Return each line containing the string "this".

# start of SOURCE RECORDS

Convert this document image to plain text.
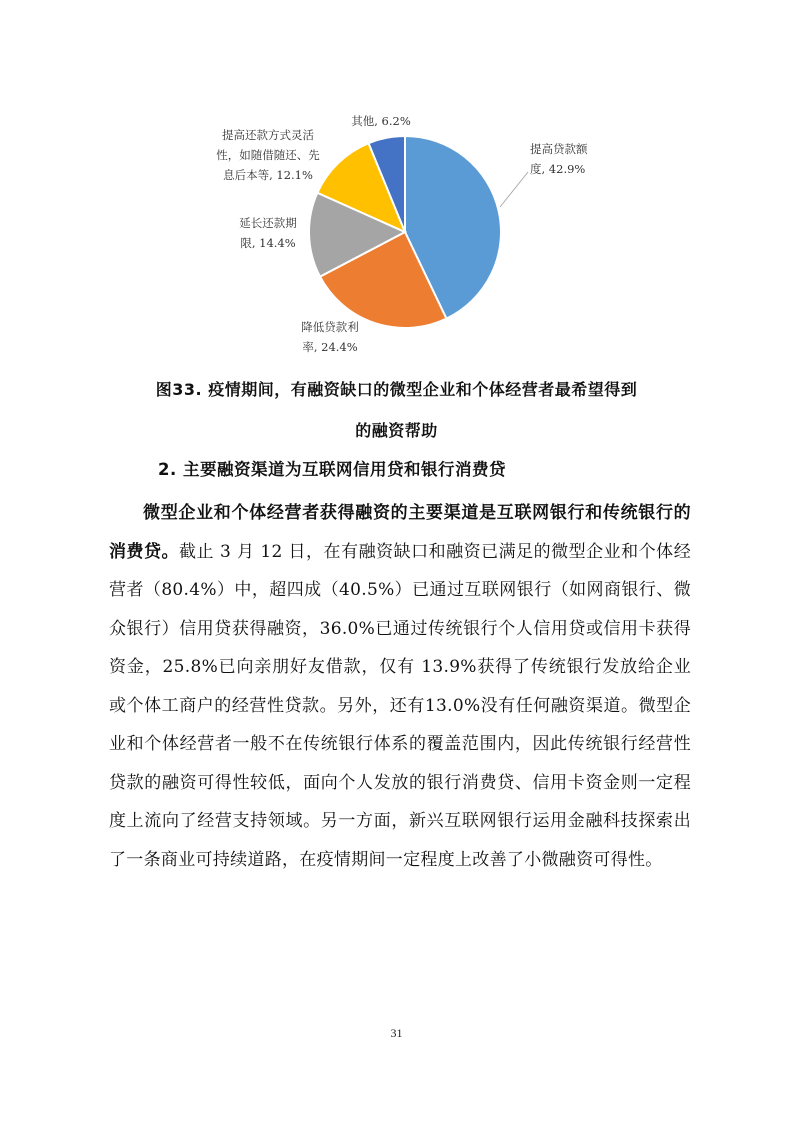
提高贷款额度, 42.9%
降低贷款利率, 24.4%
延长还款期限, 14.4%
提高还款方式灵活性，如随借随还、先息后本等, 12.1%
其他, 6.2%
图33. 疫情期间，有融资缺口的微型企业和个体经营者最希望得到
的融资帮助
2. 主要融资渠道为互联网信用贷和银行消费贷

微型企业和个体经营者获得融资的主要渠道是互联网银行和传统银行的消费贷。截止 3 月 12 日，在有融资缺口和融资已满足的微型企业和个体经营者（80.4%）中，超四成（40.5%）已通过互联网银行（如网商银行、微众银行）信用贷获得融资，36.0%已通过传统银行个人信用贷或信用卡获得资金，25.8%已向亲朋好友借款，仅有 13.9%获得了传统银行发放给企业或个体工商户的经营性贷款。另外，还有13.0%没有任何融资渠道。微型企业和个体经营者一般不在传统银行体系的覆盖范围内，因此传统银行经营性贷款的融资可得性较低，面向个人发放的银行消费贷、信用卡资金则一定程度上流向了经营支持领域。另一方面，新兴互联网银行运用金融科技探索出了一条商业可持续道路，在疫情期间一定程度上改善了小微融资可得性。

31
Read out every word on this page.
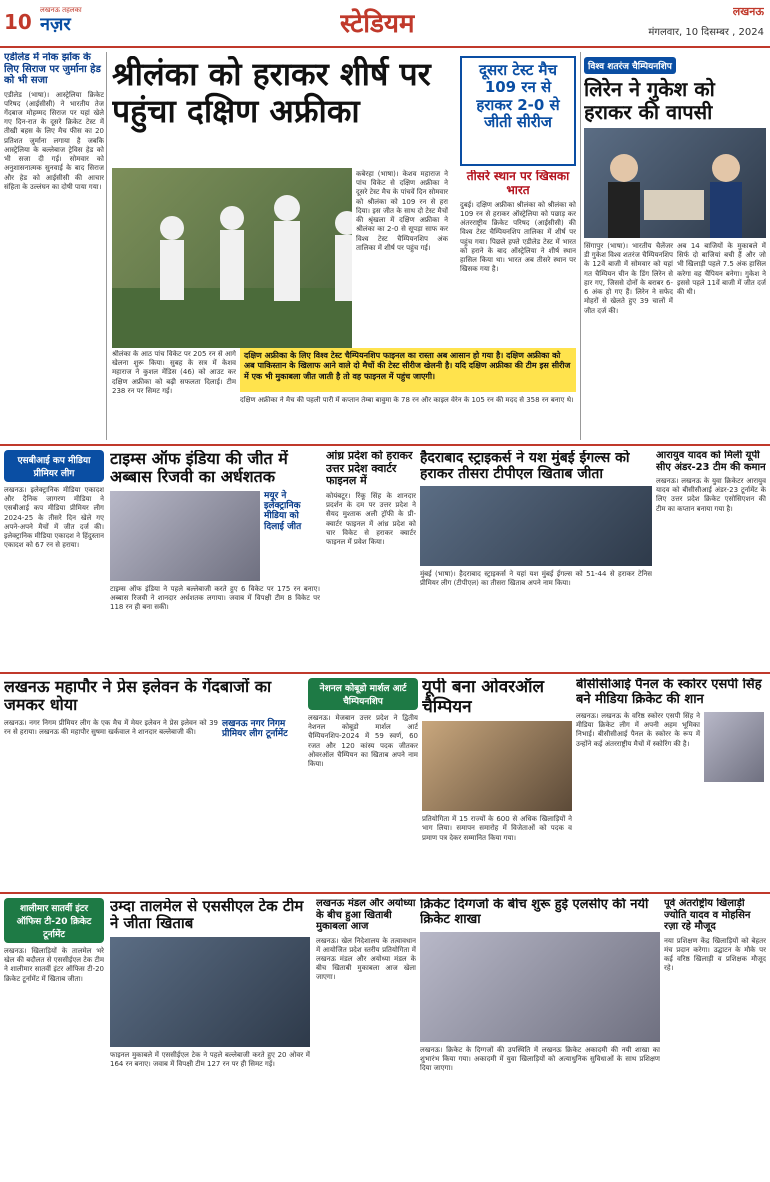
10 लखनऊ तहलका
नज़र	स्टेडियम	लखनऊ
मंगलवार, 10 दिसम्बर , 2024
एडीलेड में नोक झोंक के लिए सिराज पर जुर्माना हेड को भी सजा
एडीलेड (भाषा)। आस्ट्रेलिया क्रिकेट परिषद (आईसीसी) ने भारतीय तेज गेंदबाज मोहम्मद सिराज पर यहां खेले गए दिन-रात के दूसरे क्रिकेट टेस्ट में तीखी बहस के लिए मैच फीस का 20 प्रतिशत जुर्माना लगाया है जबकि आस्ट्रेलिया के बल्लेबाज ट्रेविस हेड को भी सजा दी गई। सोमवार को अनुशासनात्मक सुनवाई के बाद सिराज और हेड को आईसीसी की आचार संहिता के उल्लंघन का दोषी पाया गया।
श्रीलंका को हराकर शीर्ष पर पहुंचा दक्षिण अफ्रीका
दूसरा टेस्ट मैच 109 रन से हराकर 2-0 से जीती सीरीज
कबेरहा (भाषा)। केशव महाराज ने पांच विकेट से दक्षिण अफ्रीका ने दूसरे टेस्ट मैच के पांचवें दिन सोमवार को श्रीलंका को 109 रन से हरा दिया। इस जीत के साथ दो टेस्ट मैचों की श्रृंखला में दक्षिण अफ्रीका ने श्रीलंका का 2-0 से सूपड़ा साफ कर विश्व टेस्ट चैम्पियनशिप अंक तालिका में शीर्ष पर पहुंच गई।
दक्षिण अफ्रीका के लिए विश्व टेस्ट चैम्पियनशिप फाइनल का रास्ता अब आसान हो गया है। दक्षिण अफ्रीका को अब पाकिस्तान के खिलाफ आने वाले दो मैचों की टेस्ट सीरीज खेलनी है। यदि दक्षिण अफ्रीका की टीम इस सीरीज में एक भी मुकाबला जीत जाती है तो वह फाइनल में पहुंच जाएगी।
श्रीलंका के आठ पांच विकेट पर 205 रन से आगे खेलना शुरू किया। सुबह के सत्र में केशव महाराज ने कुशल मेंडिस (46) को आउट कर दक्षिण अफ्रीका को बढ़ी सफलता दिलाई। टीम 238 रन पर सिमट गई।
दक्षिण अफ्रीका ने मैच की पहली पारी में कप्तान तेम्बा बावुमा के 78 रन और काइल वेरेन के 105 रन की मदद से 358 रन बनाए थे।
तीसरे स्थान पर खिसका भारत
दुबई। दक्षिण अफ्रीका श्रीलंका को श्रीलंका को 109 रन से हराकर ऑस्ट्रेलिया को पछाड़ कर अंतरराष्ट्रीय क्रिकेट परिषद (आईसीसी) की विश्व टेस्ट चैम्पियनशिप तालिका में शीर्ष पर पहुंच गया। पिछले हफ्ते एडीलेड टेस्ट में भारत को हराने के बाद ऑस्ट्रेलिया ने शीर्ष स्थान हासिल किया था। भारत अब तीसरे स्थान पर खिसक गया है।
विश्व शतरंज चैम्पियनशिप
लिरेन ने गुकेश को हराकर की वापसी
सिंगापुर (भाषा)। भारतीय चैलेंजर डी गुकेश विश्व शतरंज चैम्पियनशिप के 12वें बाजी में सोमवार को यहां गत चैम्पियन चीन के डिंग लिरेन से हार गए, जिससे दोनों के बराबर 6-6 अंक हो गए हैं। लिरेन ने सफेद मोहरों से खेलते हुए 39 चालों में जीत दर्ज की।
अब 14 बाजियों के मुकाबले में सिर्फ दो बाजियां बची हैं और जो भी खिलाड़ी पहले 7.5 अंक हासिल करेगा वह चैंपियन बनेगा। गुकेश ने इससे पहले 11वें बाजी में जीत दर्ज की थी।
एसबीआई कप मीडिया प्रीमियर लीग
लखनऊ। इलेक्ट्रानिक मीडिया एकादश और दैनिक जागरण मीडिया ने एसबीआई कप मीडिया प्रीमियर लीग 2024-25 के तीसरे दिन खेले गए अपने-अपने मैचों में जीत दर्ज की। इलेक्ट्रानिक मीडिया एकादश ने हिंदुस्तान एकादश को 67 रन से हराया।
टाइम्स ऑफ इंडिया की जीत में अब्बास रिजवी का अर्धशतक
मयूर ने इलेक्ट्रानिक मीडिया को दिलाई जीत
टाइम्स ऑफ इंडिया ने पहले बल्लेबाजी करते हुए 6 विकेट पर 175 रन बनाए। अब्बास रिजवी ने शानदार अर्धशतक लगाया। जवाब में विपक्षी टीम 8 विकेट पर 118 रन ही बना सकी।
आंध्र प्रदेश को हराकर उत्तर प्रदेश क्वार्टर फाइनल में
कोयंबटूर। रिंकू सिंह के शानदार प्रदर्शन के दम पर उत्तर प्रदेश ने सैयद मुश्ताक अली ट्रॉफी के प्री-क्वार्टर फाइनल में आंध्र प्रदेश को चार विकेट से हराकर क्वार्टर फाइनल में प्रवेश किया।
हैदराबाद स्ट्राइकर्स ने यश मुंबई ईगल्स को हराकर तीसरा टीपीएल खिताब जीता
मुंबई (भाषा)। हैदराबाद स्ट्राइकर्स ने यहां यश मुंबई ईगल्स को 51-44 से हराकर टेनिस प्रीमियर लीग (टीपीएल) का तीसरा खिताब अपने नाम किया।
आरायुव यादव को मिली यूपी सीए अंडर-23 टीम की कमान
लखनऊ। लखनऊ के युवा क्रिकेटर आरायुव यादव को बीसीसीआई अंडर-23 टूर्नामेंट के लिए उत्तर प्रदेश क्रिकेट एसोसिएशन की टीम का कप्तान बनाया गया है।
लखनऊ महापौर ने प्रेस इलेवन के गेंदबाजों का जमकर धोया
लखनऊ। नगर निगम प्रीमियर लीग के एक मैच में मेयर इलेवन ने प्रेस इलेवन को 39 रन से हराया। लखनऊ की महापौर सुषमा खर्कवाल ने शानदार बल्लेबाजी की।
लखनऊ नगर निगम प्रीमियर लीग टूर्नामेंट
नेशनल कोबूडो मार्शल आर्ट चैम्पियनशिप
लखनऊ। मेजबान उत्तर प्रदेश ने द्वितीय नेशनल कोबूडो मार्शल आर्ट चैम्पियनशिप-2024 में 59 स्वर्ण, 60 रजत और 120 कांस्य पदक जीतकर ओवरऑल चैम्पियन का खिताब अपने नाम किया।
यूपी बना ओवरऑल चैम्पियन
प्रतियोगिता में 15 राज्यों के 600 से अधिक खिलाड़ियों ने भाग लिया। समापन समारोह में विजेताओं को पदक व प्रमाण पत्र देकर सम्मानित किया गया।
बीसीसीआई पैनल के स्कोरर एसपी सिंह बने मीडिया क्रिकेट की शान
लखनऊ। लखनऊ के वरिष्ठ स्कोरर एसपी सिंह ने मीडिया क्रिकेट लीग में अपनी अहम भूमिका निभाई। बीसीसीआई पैनल के स्कोरर के रूप में उन्होंने कई अंतरराष्ट्रीय मैचों में स्कोरिंग की है।
शालीमार सातवीं इंटर ऑफिस टी-20 क्रिकेट टूर्नामेंट
लखनऊ। खिलाड़ियों के तालमेल भरे खेल की बदौलत से एससीईएल टेक टीम ने शालीमार सातवीं इंटर ऑफिस टी-20 क्रिकेट टूर्नामेंट में खिताब जीता।
उम्दा तालमेल से एससीएल टेक टीम ने जीता खिताब
फाइनल मुकाबले में एससीईएल टेक ने पहले बल्लेबाजी करते हुए 20 ओवर में 164 रन बनाए। जवाब में विपक्षी टीम 127 रन पर ही सिमट गई।
लखनऊ मंडल और अयोध्या के बीच हुआ खिताबी मुकाबला आज
लखनऊ। खेल निदेशालय के तत्वावधान में आयोजित प्रदेश स्तरीय प्रतियोगिता में लखनऊ मंडल और अयोध्या मंडल के बीच खिताबी मुकाबला आज खेला जाएगा।
क्रिकेट दिग्गजों के बीच शुरू हुई एलसीए की नयी क्रिकेट शाखा
लखनऊ। क्रिकेट के दिग्गजों की उपस्थिति में लखनऊ क्रिकेट अकादमी की नयी शाखा का शुभारंभ किया गया। अकादमी में युवा खिलाड़ियों को अत्याधुनिक सुविधाओं के साथ प्रशिक्षण दिया जाएगा।
पूर्व अंतर्राष्ट्रीय खिलाड़ी ज्योति यादव व मोहसिन रज़ा रहे मौजूद
नया प्रशिक्षण केंद्र खिलाड़ियों को बेहतर मंच प्रदान करेगा। उद्घाटन के मौके पर कई वरिष्ठ खिलाड़ी व प्रशिक्षक मौजूद रहे।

# end of SOURCE RECORDS

• THE RESULT:
Convert this document image to plain text.
Read out every word on this page.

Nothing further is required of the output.